Set problem = Copy the entries below exactly. Images do not belong in the copy.

--- Start Raw records ---

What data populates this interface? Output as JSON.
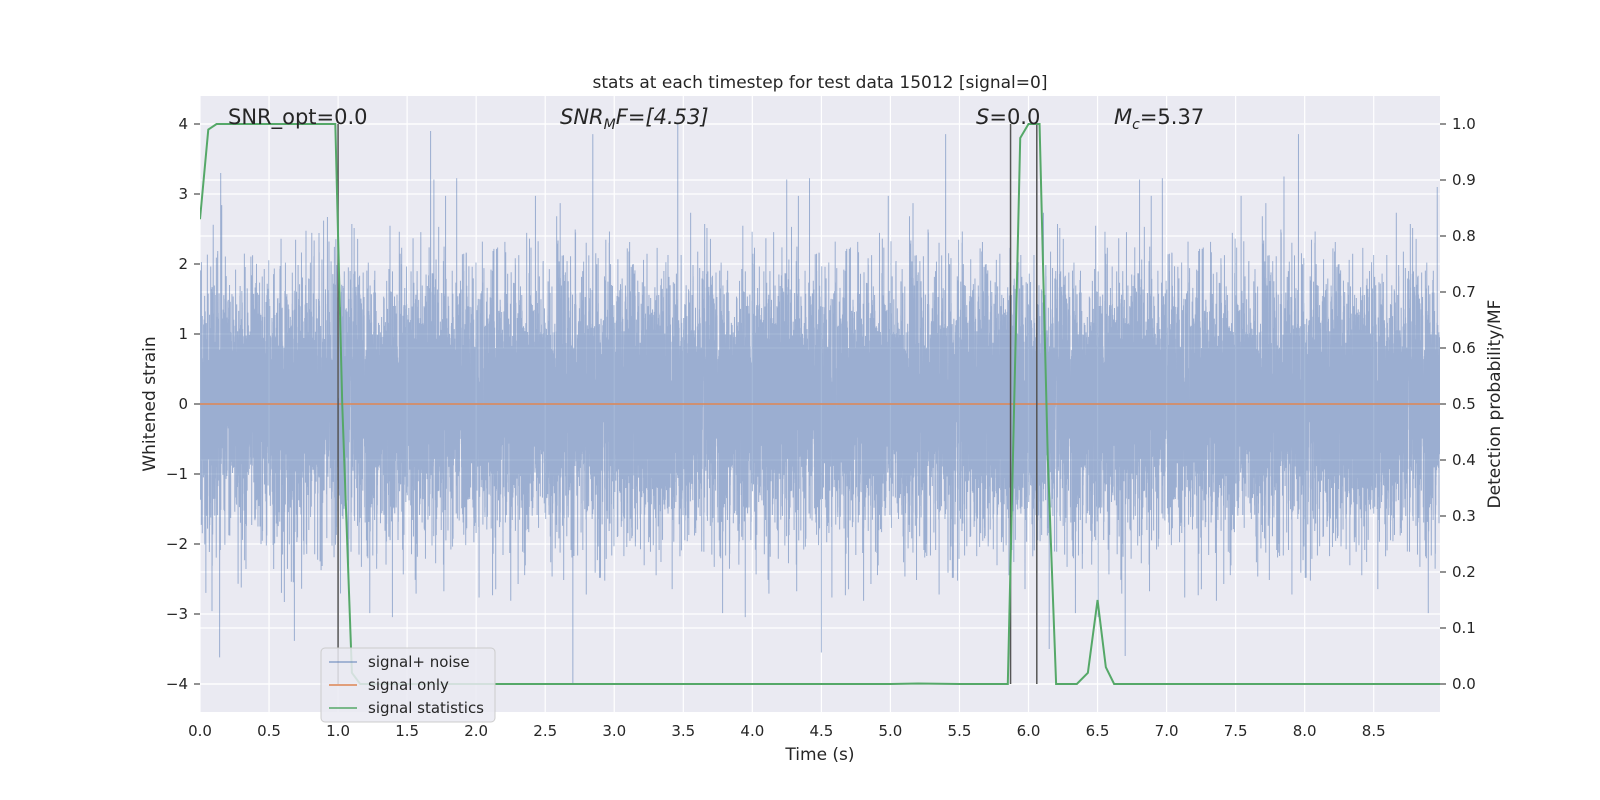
{
  "chart_data": {
    "type": "line",
    "title": "stats at each timestep for test data 15012 [signal=0]",
    "xlabel": "Time (s)",
    "ylabel_left": "Whitened strain",
    "ylabel_right": "Detection probability/MF",
    "xlim": [
      0.0,
      8.98
    ],
    "ylim_left": [
      -4.4,
      4.4
    ],
    "ylim_right": [
      -0.05,
      1.05
    ],
    "x_ticks": [
      0.0,
      0.5,
      1.0,
      1.5,
      2.0,
      2.5,
      3.0,
      3.5,
      4.0,
      4.5,
      5.0,
      5.5,
      6.0,
      6.5,
      7.0,
      7.5,
      8.0,
      8.5
    ],
    "x_tick_labels": [
      "0.0",
      "0.5",
      "1.0",
      "1.5",
      "2.0",
      "2.5",
      "3.0",
      "3.5",
      "4.0",
      "4.5",
      "5.0",
      "5.5",
      "6.0",
      "6.5",
      "7.0",
      "7.5",
      "8.0",
      "8.5"
    ],
    "y_left_ticks": [
      4,
      3,
      2,
      1,
      0,
      -1,
      -2,
      -3,
      -4
    ],
    "y_left_tick_labels": [
      "4",
      "3",
      "2",
      "1",
      "0",
      "−1",
      "−2",
      "−3",
      "−4"
    ],
    "y_right_ticks": [
      1.0,
      0.9,
      0.8,
      0.7,
      0.6,
      0.5,
      0.4,
      0.3,
      0.2,
      0.1,
      0.0
    ],
    "y_right_tick_labels": [
      "1.0",
      "0.9",
      "0.8",
      "0.7",
      "0.6",
      "0.5",
      "0.4",
      "0.3",
      "0.2",
      "0.1",
      "0.0"
    ],
    "grid": true,
    "legend_position": "lower-left",
    "background_color": "#eaeaf2",
    "annotations": {
      "snr_opt": "SNR_opt=0.0",
      "snr_mf_base": "SNR",
      "snr_mf_sub": "M",
      "snr_mf_rest": "F=[4.53]",
      "s_italic": "S",
      "s_value": "=0.0",
      "mc_base": "M",
      "mc_sub": "c",
      "mc_value": "=5.37"
    },
    "series": [
      {
        "name": "signal+ noise",
        "color": "#4c72b0",
        "axis": "left",
        "sample_rate": 2048,
        "envelope_upper_typical": 2.0,
        "envelope_lower_typical": -2.0,
        "notable_spikes": [
          {
            "x": 0.15,
            "y": 3.3
          },
          {
            "x": 1.67,
            "y": 3.9
          },
          {
            "x": 2.7,
            "y": -4.0
          },
          {
            "x": 3.46,
            "y": 4.0
          },
          {
            "x": 4.5,
            "y": -3.55
          },
          {
            "x": 6.06,
            "y": 3.6
          },
          {
            "x": 6.15,
            "y": -3.5
          },
          {
            "x": 6.7,
            "y": -3.6
          },
          {
            "x": 7.85,
            "y": 3.25
          },
          {
            "x": 8.96,
            "y": 3.1
          }
        ]
      },
      {
        "name": "signal only",
        "color": "#dd8452",
        "axis": "left",
        "x": [
          0.0,
          8.98
        ],
        "y": [
          0.0,
          0.0
        ]
      },
      {
        "name": "signal statistics",
        "color": "#55a868",
        "axis": "right",
        "x": [
          0.0,
          0.06,
          0.12,
          0.2,
          0.5,
          0.9,
          0.98,
          1.03,
          1.1,
          1.16,
          1.25,
          2.0,
          3.0,
          4.0,
          5.0,
          5.2,
          5.5,
          5.85,
          5.94,
          6.0,
          6.04,
          6.08,
          6.14,
          6.2,
          6.35,
          6.43,
          6.5,
          6.56,
          6.62,
          7.0,
          8.0,
          8.98
        ],
        "y": [
          0.83,
          0.99,
          1.0,
          1.0,
          1.0,
          1.0,
          1.0,
          0.5,
          0.02,
          0.0,
          0.0,
          0.0,
          0.0,
          0.0,
          0.0,
          0.001,
          0.0,
          0.0,
          0.975,
          1.0,
          1.0,
          1.0,
          0.4,
          0.0,
          0.0,
          0.02,
          0.15,
          0.03,
          0.0,
          0.0,
          0.0,
          0.0
        ]
      }
    ],
    "vertical_lines": [
      1.0,
      5.87,
      6.06
    ]
  }
}
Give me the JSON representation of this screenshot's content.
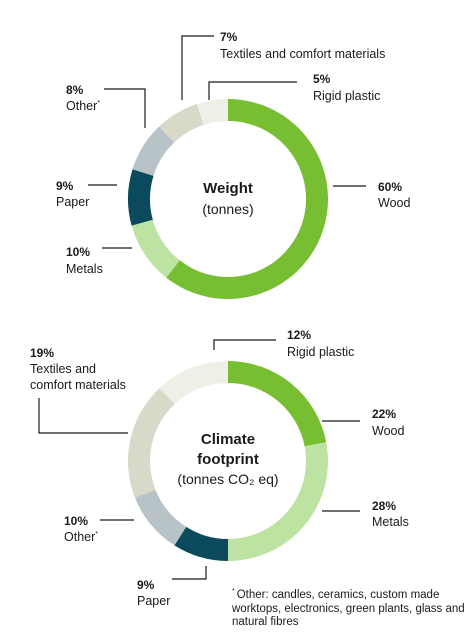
{
  "chart_data": [
    {
      "type": "pie",
      "title": "Weight",
      "subtitle": "(tonnes)",
      "slices": [
        {
          "label": "Wood",
          "value": 60,
          "pct_label": "60%",
          "color": "#78be33"
        },
        {
          "label": "Metals",
          "value": 10,
          "pct_label": "10%",
          "color": "#bde3a2"
        },
        {
          "label": "Paper",
          "value": 9,
          "pct_label": "9%",
          "color": "#0b4a5c"
        },
        {
          "label": "Other",
          "value": 8,
          "pct_label": "8%",
          "color": "#b7c3c6",
          "note": "*"
        },
        {
          "label": "Textiles and comfort materials",
          "value": 7,
          "pct_label": "7%",
          "color": "#d9d9ca"
        },
        {
          "label": "Rigid plastic",
          "value": 5,
          "pct_label": "5%",
          "color": "#efefe8"
        }
      ]
    },
    {
      "type": "pie",
      "title": "Climate footprint",
      "title_lines": [
        "Climate",
        "footprint"
      ],
      "subtitle": "(tonnes CO₂ eq)",
      "slices": [
        {
          "label": "Wood",
          "value": 22,
          "pct_label": "22%",
          "color": "#78be33"
        },
        {
          "label": "Metals",
          "value": 28,
          "pct_label": "28%",
          "color": "#bde3a2"
        },
        {
          "label": "Paper",
          "value": 9,
          "pct_label": "9%",
          "color": "#0b4a5c"
        },
        {
          "label": "Other",
          "value": 10,
          "pct_label": "10%",
          "color": "#b7c3c6",
          "note": "*"
        },
        {
          "label": "Textiles and comfort materials",
          "label_lines": [
            "Textiles and",
            "comfort materials"
          ],
          "value": 19,
          "pct_label": "19%",
          "color": "#d9d9ca"
        },
        {
          "label": "Rigid plastic",
          "value": 12,
          "pct_label": "12%",
          "color": "#efefe8"
        }
      ]
    }
  ],
  "footnote": {
    "marker": "*",
    "text": "Other: candles, ceramics, custom made worktops, electronics, green plants, glass and natural fibres"
  }
}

--- End Raw records ---

Solution to the exercise =
What data populates this interface? Output as JSON.
{
  "chart_data": {
    "type": "line",
    "title": "stats at each timestep for test data 15012 [signal=0]",
    "xlabel": "Time (s)",
    "ylabel_left": "Whitened strain",
    "ylabel_right": "Detection probability/MF",
    "xlim": [
      0.0,
      8.98
    ],
    "ylim_left": [
      -4.4,
      4.4
    ],
    "ylim_right": [
      -0.05,
      1.05
    ],
    "x_ticks": [
      0.0,
      0.5,
      1.0,
      1.5,
      2.0,
      2.5,
      3.0,
      3.5,
      4.0,
      4.5,
      5.0,
      5.5,
      6.0,
      6.5,
      7.0,
      7.5,
      8.0,
      8.5
    ],
    "x_tick_labels": [
      "0.0",
      "0.5",
      "1.0",
      "1.5",
      "2.0",
      "2.5",
      "3.0",
      "3.5",
      "4.0",
      "4.5",
      "5.0",
      "5.5",
      "6.0",
      "6.5",
      "7.0",
      "7.5",
      "8.0",
      "8.5"
    ],
    "y_left_ticks": [
      4,
      3,
      2,
      1,
      0,
      -1,
      -2,
      -3,
      -4
    ],
    "y_left_tick_labels": [
      "4",
      "3",
      "2",
      "1",
      "0",
      "−1",
      "−2",
      "−3",
      "−4"
    ],
    "y_right_ticks": [
      1.0,
      0.9,
      0.8,
      0.7,
      0.6,
      0.5,
      0.4,
      0.3,
      0.2,
      0.1,
      0.0
    ],
    "y_right_tick_labels": [
      "1.0",
      "0.9",
      "0.8",
      "0.7",
      "0.6",
      "0.5",
      "0.4",
      "0.3",
      "0.2",
      "0.1",
      "0.0"
    ],
    "grid": true,
    "legend_position": "lower-left",
    "background_color": "#eaeaf2",
    "annotations": {
      "snr_opt": "SNR_opt=0.0",
      "snr_mf_base": "SNR",
      "snr_mf_sub": "M",
      "snr_mf_rest": "F=[4.53]",
      "s_italic": "S",
      "s_value": "=0.0",
      "mc_base": "M",
      "mc_sub": "c",
      "mc_value": "=5.37"
    },
    "series": [
      {
        "name": "signal+ noise",
        "color": "#4c72b0",
        "axis": "left",
        "sample_rate": 2048,
        "envelope_upper_typical": 2.0,
        "envelope_lower_typical": -2.0,
        "notable_spikes": [
          {
            "x": 0.15,
            "y": 3.3
          },
          {
            "x": 1.67,
            "y": 3.9
          },
          {
            "x": 2.7,
            "y": -4.0
          },
          {
            "x": 3.46,
            "y": 4.0
          },
          {
            "x": 4.5,
            "y": -3.55
          },
          {
            "x": 6.06,
            "y": 3.6
          },
          {
            "x": 6.15,
            "y": -3.5
          },
          {
            "x": 6.7,
            "y": -3.6
          },
          {
            "x": 7.85,
            "y": 3.25
          },
          {
            "x": 8.96,
            "y": 3.1
          }
        ]
      },
      {
        "name": "signal only",
        "color": "#dd8452",
        "axis": "left",
        "x": [
          0.0,
          8.98
        ],
        "y": [
          0.0,
          0.0
        ]
      },
      {
        "name": "signal statistics",
        "color": "#55a868",
        "axis": "right",
        "x": [
          0.0,
          0.06,
          0.12,
          0.2,
          0.5,
          0.9,
          0.98,
          1.03,
          1.1,
          1.16,
          1.25,
          2.0,
          3.0,
          4.0,
          5.0,
          5.2,
          5.5,
          5.85,
          5.94,
          6.0,
          6.04,
          6.08,
          6.14,
          6.2,
          6.35,
          6.43,
          6.5,
          6.56,
          6.62,
          7.0,
          8.0,
          8.98
        ],
        "y": [
          0.83,
          0.99,
          1.0,
          1.0,
          1.0,
          1.0,
          1.0,
          0.5,
          0.02,
          0.0,
          0.0,
          0.0,
          0.0,
          0.0,
          0.0,
          0.001,
          0.0,
          0.0,
          0.975,
          1.0,
          1.0,
          1.0,
          0.4,
          0.0,
          0.0,
          0.02,
          0.15,
          0.03,
          0.0,
          0.0,
          0.0,
          0.0
        ]
      }
    ],
    "vertical_lines": [
      1.0,
      5.87,
      6.06
    ]
  }
}
Give me the JSON representation of this screenshot's content.
{
  "chart_data": [
    {
      "type": "pie",
      "title": "Weight",
      "subtitle": "(tonnes)",
      "slices": [
        {
          "label": "Wood",
          "value": 60,
          "pct_label": "60%",
          "color": "#78be33"
        },
        {
          "label": "Metals",
          "value": 10,
          "pct_label": "10%",
          "color": "#bde3a2"
        },
        {
          "label": "Paper",
          "value": 9,
          "pct_label": "9%",
          "color": "#0b4a5c"
        },
        {
          "label": "Other",
          "value": 8,
          "pct_label": "8%",
          "color": "#b7c3c6",
          "note": "*"
        },
        {
          "label": "Textiles and comfort materials",
          "value": 7,
          "pct_label": "7%",
          "color": "#d9d9ca"
        },
        {
          "label": "Rigid plastic",
          "value": 5,
          "pct_label": "5%",
          "color": "#efefe8"
        }
      ]
    },
    {
      "type": "pie",
      "title": "Climate footprint",
      "title_lines": [
        "Climate",
        "footprint"
      ],
      "subtitle": "(tonnes CO₂ eq)",
      "slices": [
        {
          "label": "Wood",
          "value": 22,
          "pct_label": "22%",
          "color": "#78be33"
        },
        {
          "label": "Metals",
          "value": 28,
          "pct_label": "28%",
          "color": "#bde3a2"
        },
        {
          "label": "Paper",
          "value": 9,
          "pct_label": "9%",
          "color": "#0b4a5c"
        },
        {
          "label": "Other",
          "value": 10,
          "pct_label": "10%",
          "color": "#b7c3c6",
          "note": "*"
        },
        {
          "label": "Textiles and comfort materials",
          "label_lines": [
            "Textiles and",
            "comfort materials"
          ],
          "value": 19,
          "pct_label": "19%",
          "color": "#d9d9ca"
        },
        {
          "label": "Rigid plastic",
          "value": 12,
          "pct_label": "12%",
          "color": "#efefe8"
        }
      ]
    }
  ],
  "footnote": {
    "marker": "*",
    "text": "Other: candles, ceramics, custom made worktops, electronics, green plants, glass and natural fibres"
  }
}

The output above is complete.